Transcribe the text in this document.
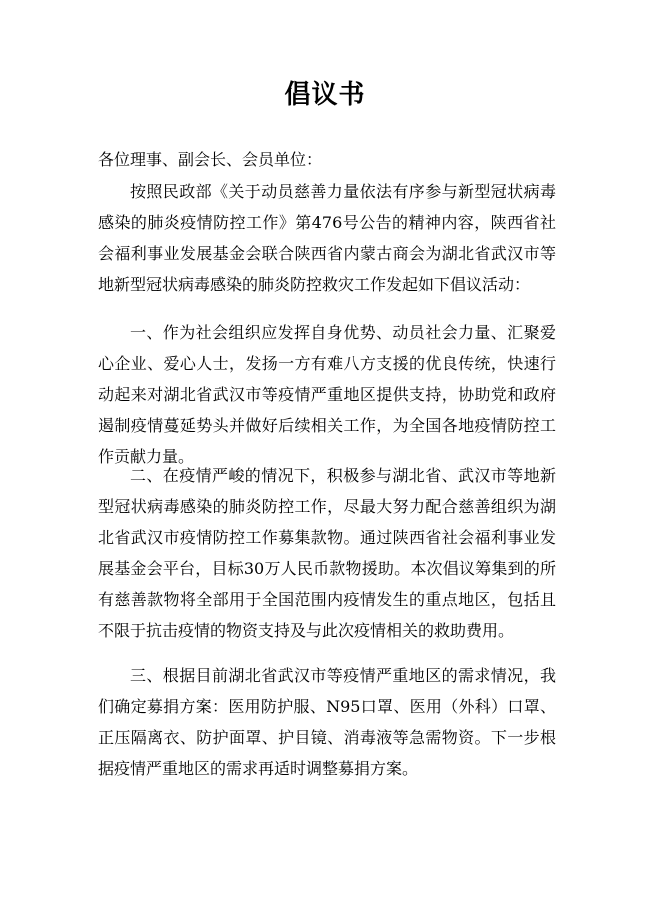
倡议书
各位理事、副会长、会员单位：

按照民政部《关于动员慈善力量依法有序参与新型冠状病毒感染的肺炎疫情防控工作》第476号公告的精神内容，陕西省社会福利事业发展基金会联合陕西省内蒙古商会为湖北省武汉市等地新型冠状病毒感染的肺炎防控救灾工作发起如下倡议活动：

一、作为社会组织应发挥自身优势、动员社会力量、汇聚爱心企业、爱心人士，发扬一方有难八方支援的优良传统，快速行动起来对湖北省武汉市等疫情严重地区提供支持，协助党和政府遏制疫情蔓延势头并做好后续相关工作，为全国各地疫情防控工作贡献力量。

二、在疫情严峻的情况下，积极参与湖北省、武汉市等地新型冠状病毒感染的肺炎防控工作，尽最大努力配合慈善组织为湖北省武汉市疫情防控工作募集款物。通过陕西省社会福利事业发展基金会平台，目标30万人民币款物援助。本次倡议筹集到的所有慈善款物将全部用于全国范围内疫情发生的重点地区，包括且不限于抗击疫情的物资支持及与此次疫情相关的救助费用。

三、根据目前湖北省武汉市等疫情严重地区的需求情况，我们确定募捐方案：医用防护服、N95口罩、医用（外科）口罩、正压隔离衣、防护面罩、护目镜、消毒液等急需物资。下一步根据疫情严重地区的需求再适时调整募捐方案。
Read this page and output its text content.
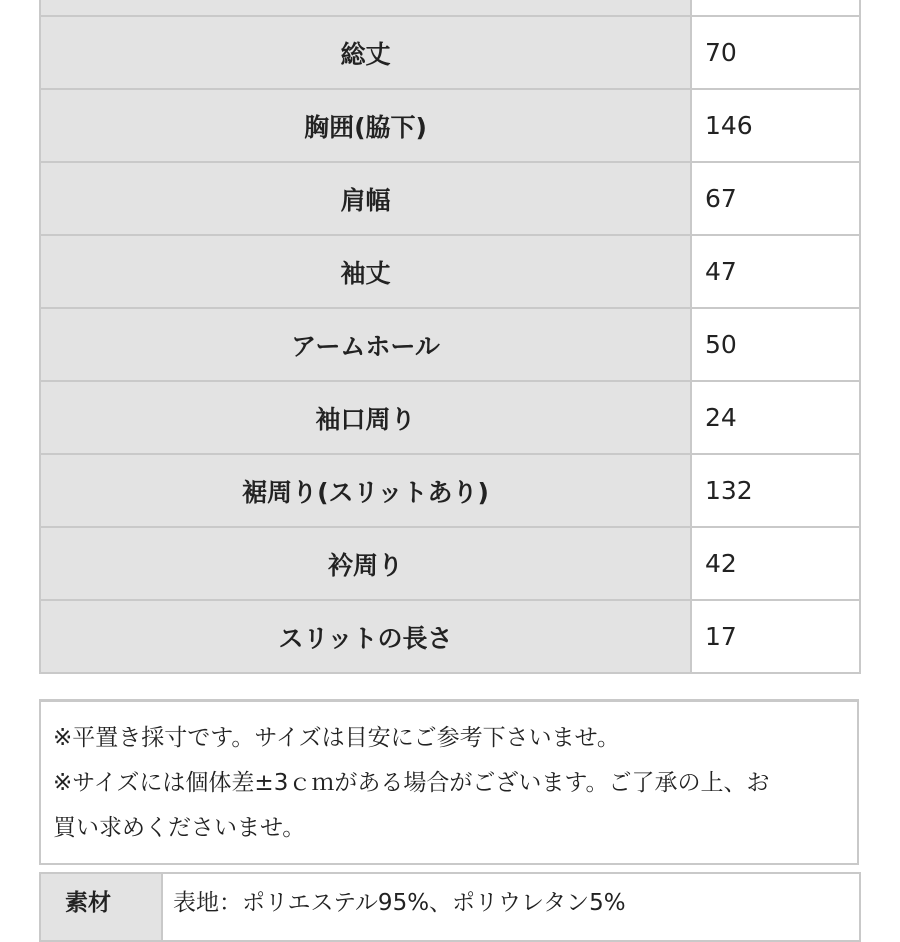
総丈	70
胸囲(脇下)	146
肩幅	67
袖丈	47
アームホール	50
袖口周り	24
裾周り(スリットあり)	132
衿周り	42
スリットの長さ	17

※平置き採寸です。サイズは目安にご参考下さいませ。

※サイズには個体差±3ｃｍがある場合がございます。ご了承の上、お

買い求めくださいませ。

素材	表地：ポリエステル95%、ポリウレタン5%
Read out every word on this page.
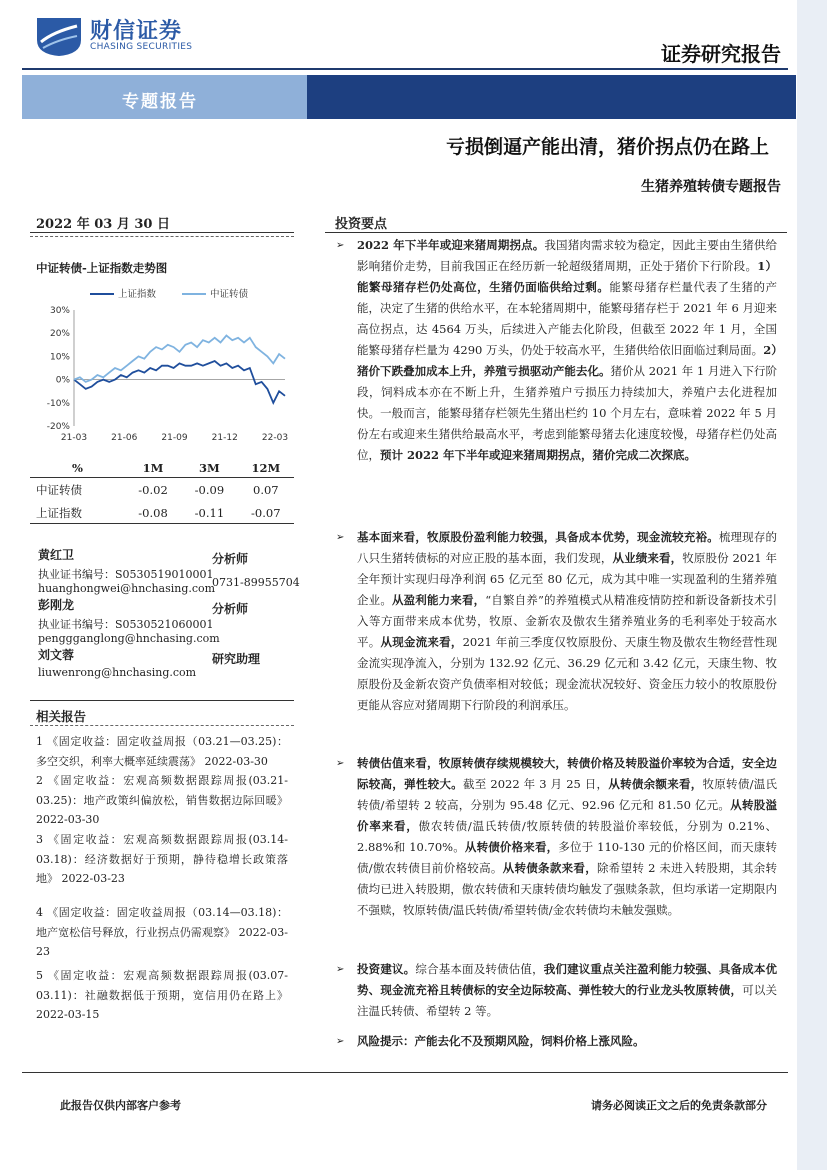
财信证券
CHASING SECURITIES	证券研究报告
专题报告
亏损倒逼产能出清，猪价拐点仍在路上
生猪养殖转债专题报告
2022 年 03 月 30 日
中证转债-上证指数走势图
30%
20%
10%
0%
-10%
-20%
21-03	21-06	21-09	21-12	22-03
上证指数	中证转债
%	1M	3M	12M
中证转债	-0.02	-0.09	0.07
上证指数	-0.08	-0.11	-0.07
黄红卫
执业证书编号：S0530519010001
huanghongwei@hnchasing.com
分析师
0731-89955704
彭刚龙
执业证书编号：S0530521060001
penggganglong@hnchasing.com
分析师
刘文蓉
liuwenrong@hnchasing.com
研究助理
相关报告
1 《固定收益：固定收益周报（03.21—03.25)：多空交织，利率大概率延续震荡》 2022-03-30
2 《固定收益：宏观高频数据跟踪周报(03.21-03.25)：地产政策纠偏放松，销售数据边际回暖》 2022-03-30
3 《固定收益：宏观高频数据跟踪周报(03.14-03.18)：经济数据好于预期，静待稳增长政策落地》 2022-03-23
4 《固定收益：固定收益周报（03.14—03.18)：地产宽松信号释放，行业拐点仍需观察》 2022-03-23
5 《固定收益：宏观高频数据跟踪周报(03.07-03.11)：社融数据低于预期，宽信用仍在路上》 2022-03-15
投资要点
➢ 2022 年下半年或迎来猪周期拐点。我国猪肉需求较为稳定，因此主要由生猪供给影响猪价走势，目前我国正在经历新一轮超级猪周期，正处于猪价下行阶段。1）能繁母猪存栏仍处高位，生猪仍面临供给过剩。能繁母猪存栏量代表了生猪的产能，决定了生猪的供给水平，在本轮猪周期中，能繁母猪存栏于 2021 年 6 月迎来高位拐点，达 4564 万头，后续进入产能去化阶段，但截至 2022 年 1 月，全国能繁母猪存栏量为 4290 万头，仍处于较高水平，生猪供给依旧面临过剩局面。2）猪价下跌叠加成本上升，养殖亏损驱动产能去化。猪价从 2021 年 1 月进入下行阶段，饲料成本亦在不断上升，生猪养殖户亏损压力持续加大，养殖户去化进程加快。一般而言，能繁母猪存栏领先生猪出栏约 10 个月左右，意味着 2022 年 5 月份左右或迎来生猪供给最高水平，考虑到能繁母猪去化速度较慢，母猪存栏仍处高位，预计 2022 年下半年或迎来猪周期拐点，猪价完成二次探底。
➢ 基本面来看，牧原股份盈利能力较强，具备成本优势，现金流较充裕。梳理现存的八只生猪转债标的对应正股的基本面，我们发现，从业绩来看，牧原股份 2021 年全年预计实现归母净利润 65 亿元至 80 亿元，成为其中唯一实现盈利的生猪养殖企业。从盈利能力来看，“自繁自养”的养殖模式从精准疫情防控和新设备新技术引入等方面带来成本优势，牧原、金新农及傲农生猪养殖业务的毛利率处于较高水平。从现金流来看，2021 年前三季度仅牧原股份、天康生物及傲农生物经营性现金流实现净流入，分别为 132.92 亿元、36.29 亿元和 3.42 亿元，天康生物、牧原股份及金新农资产负债率相对较低；现金流状况较好、资金压力较小的牧原股份更能从容应对猪周期下行阶段的利润承压。
➢ 转债估值来看，牧原转债存续规模较大，转债价格及转股溢价率较为合适，安全边际较高，弹性较大。截至 2022 年 3 月 25 日，从转债余额来看，牧原转债/温氏转债/希望转 2 较高，分别为 95.48 亿元、92.96 亿元和 81.50 亿元。从转股溢价率来看，傲农转债/温氏转债/牧原转债的转股溢价率较低，分别为 0.21%、2.88%和 10.70%。从转债价格来看，多位于 110-130 元的价格区间，而天康转债/傲农转债目前价格较高。从转债条款来看，除希望转 2 未进入转股期，其余转债均已进入转股期，傲农转债和天康转债均触发了强赎条款，但均承诺一定期限内不强赎，牧原转债/温氏转债/希望转债/金农转债均未触发强赎。
➢ 投资建议。综合基本面及转债估值，我们建议重点关注盈利能力较强、具备成本优势、现金流充裕且转债标的安全边际较高、弹性较大的行业龙头牧原转债，可以关注温氏转债、希望转 2 等。
➢ 风险提示：产能去化不及预期风险，饲料价格上涨风险。
此报告仅供内部客户参考	请务必阅读正文之后的免责条款部分
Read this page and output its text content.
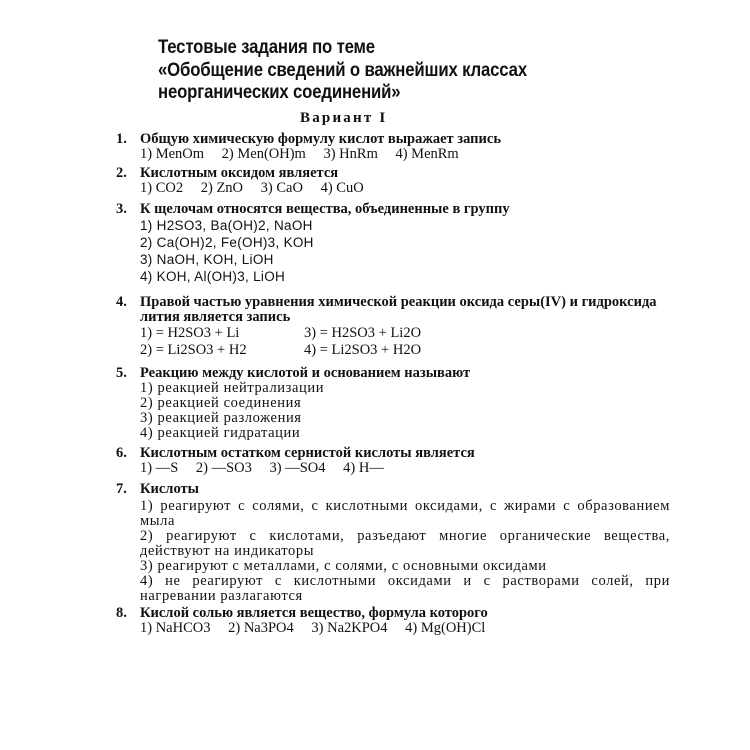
Тестовые задания по теме
«Обобщение сведений о важнейших классах
неорганических соединений»
Вариант I
1. Общую химическую формулу кислот выражает запись
1) MenOm 2) Men(OH)m 3) HnRm 4) MenRm
2. Кислотным оксидом является
1) CO2 2) ZnO 3) CaO 4) CuO
3. К щелочам относятся вещества, объединенные в группу
1) H2SO3, Ba(OH)2, NaOH
2) Ca(OH)2, Fe(OH)3, KOH
3) NaOH, KOH, LiOH
4) KOH, Al(OH)3, LiOH
4. Правой частью уравнения химической реакции оксида серы(IV) и гидроксида лития является запись
1) = H2SO3 + Li	3) = H2SO3 + Li2O
2) = Li2SO3 + H2	4) = Li2SO3 + H2O
5. Реакцию между кислотой и основанием называют
1) реакцией нейтрализации
2) реакцией соединения
3) реакцией разложения
4) реакцией гидратации
6. Кислотным остатком сернистой кислоты является
1) —S 2) —SO3 3) —SO4 4) H—
7. Кислоты
1) реагируют с солями, с кислотными оксидами, с жирами с образованием мыла
2) реагируют с кислотами, разъедают многие органические вещества, действуют на индикаторы
3) реагируют с металлами, с солями, с основными оксидами
4) не реагируют с кислотными оксидами и с растворами солей, при нагревании разлагаются
8. Кислой солью является вещество, формула которого
1) NaHCO3 2) Na3PO4 3) Na2KPO4 4) Mg(OH)Cl
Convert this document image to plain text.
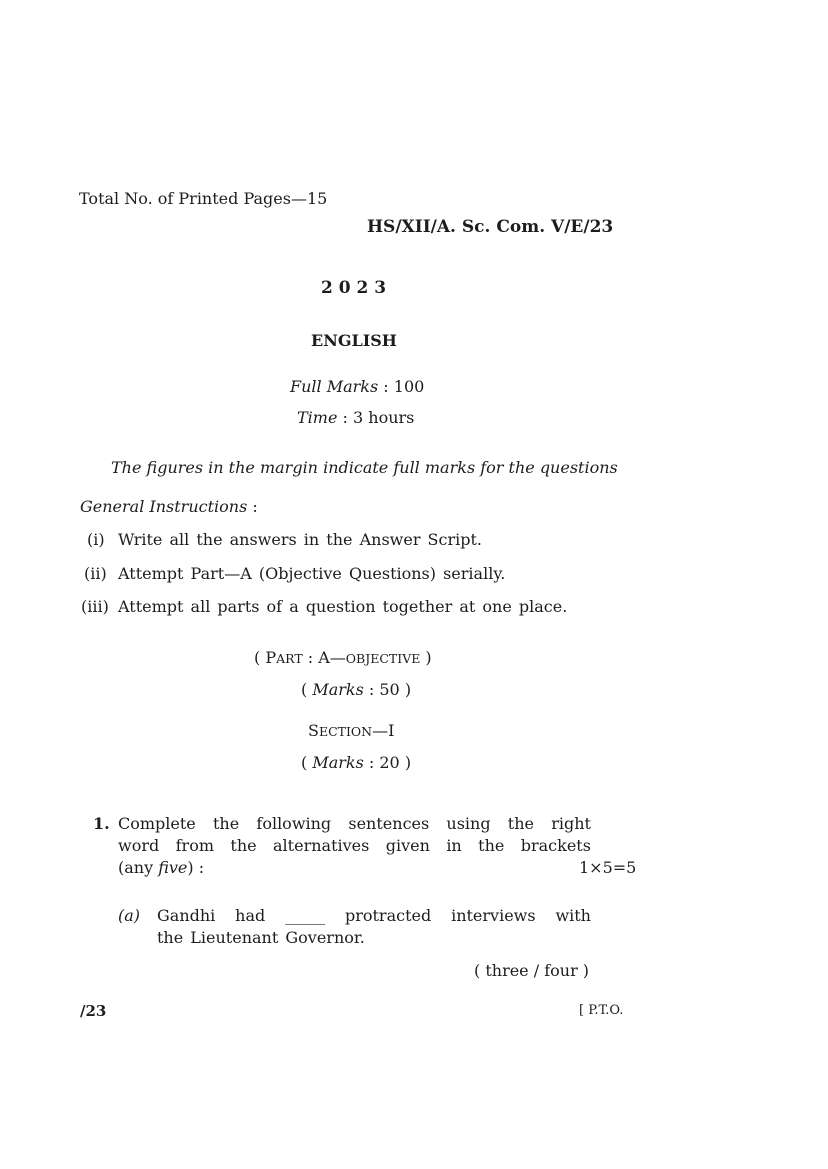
Total No. of Printed Pages—15
HS/XII/A. Sc. Com. V/E/23
2 0 2 3
ENGLISH
Full Marks : 100
Time : 3 hours
The figures in the margin indicate full marks for the questions
General Instructions :
(i) Write all the answers in the Answer Script.
(ii) Attempt Part—A (Objective Questions) serially.
(iii) Attempt all parts of a question together at one place.
( PART : A—OBJECTIVE )
( Marks : 50 )
SECTION—I
( Marks : 20 )
1. Complete the following sentences using the right
word from the alternatives given in the brackets
(any five) :	1×5=5
(a) Gandhi had _____ protracted interviews with
the Lieutenant Governor.
( three / four )
/23	[ P.T.O.
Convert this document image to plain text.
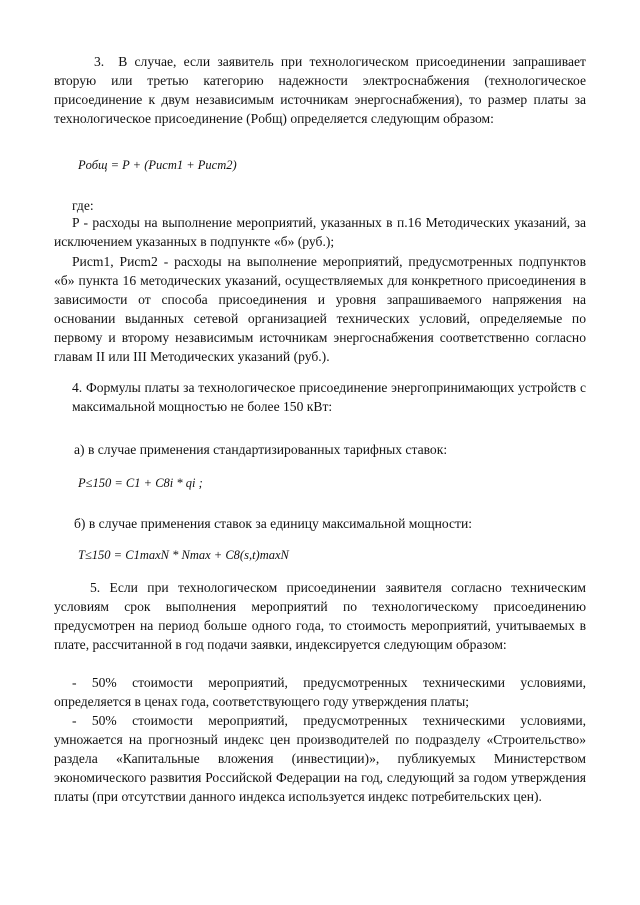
3. В случае, если заявитель при технологическом присоединении запрашивает вторую или третью категорию надежности электроснабжения (технологическое присоединение к двум независимым источникам энергоснабжения), то размер платы за технологическое присоединение (Pобщ) определяется следующим образом:

Pобщ = P + (Pисm1 + Pисm2)

где:

P - расходы на выполнение мероприятий, указанных в п.16 Методических указаний, за исключением указанных в подпункте «б» (руб.);

Pисm1, Pисm2 - расходы на выполнение мероприятий, предусмотренных подпунктов «б» пункта 16 методических указаний, осуществляемых для конкретного присоединения в зависимости от способа присоединения и уровня запрашиваемого напряжения на основании выданных сетевой организацией технических условий, определяемые по первому и второму независимым источникам энергоснабжения соответственно согласно главам II или III Методических указаний (руб.).

4. Формулы платы за технологическое присоединение энергопринимающих устройств с максимальной мощностью не более 150 кВт:

а) в случае применения стандартизированных тарифных ставок:

P≤150 = C1 + C8i * qi ;

б) в случае применения ставок за единицу максимальной мощности:

T≤150 = C1maxN * Nmax + C8(s,t)maxN

5. Если при технологическом присоединении заявителя согласно техническим условиям срок выполнения мероприятий по технологическому присоединению предусмотрен на период больше одного года, то стоимость мероприятий, учитываемых в плате, рассчитанной в год подачи заявки, индексируется следующим образом:

- 50% стоимости мероприятий, предусмотренных техническими условиями, определяется в ценах года, соответствующего году утверждения платы;

- 50% стоимости мероприятий, предусмотренных техническими условиями, умножается на прогнозный индекс цен производителей по подразделу «Строительство» раздела «Капитальные вложения (инвестиции)», публикуемых Министерством экономического развития Российской Федерации на год, следующий за годом утверждения платы (при отсутствии данного индекса используется индекс потребительских цен).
══════════
### WRITTEN PROBLEM
Scan the material above. Copy each line where "word" occurs.

### OUTPUT OF THE TASK
Read out every word on this page.
word from the alternatives given in the brackets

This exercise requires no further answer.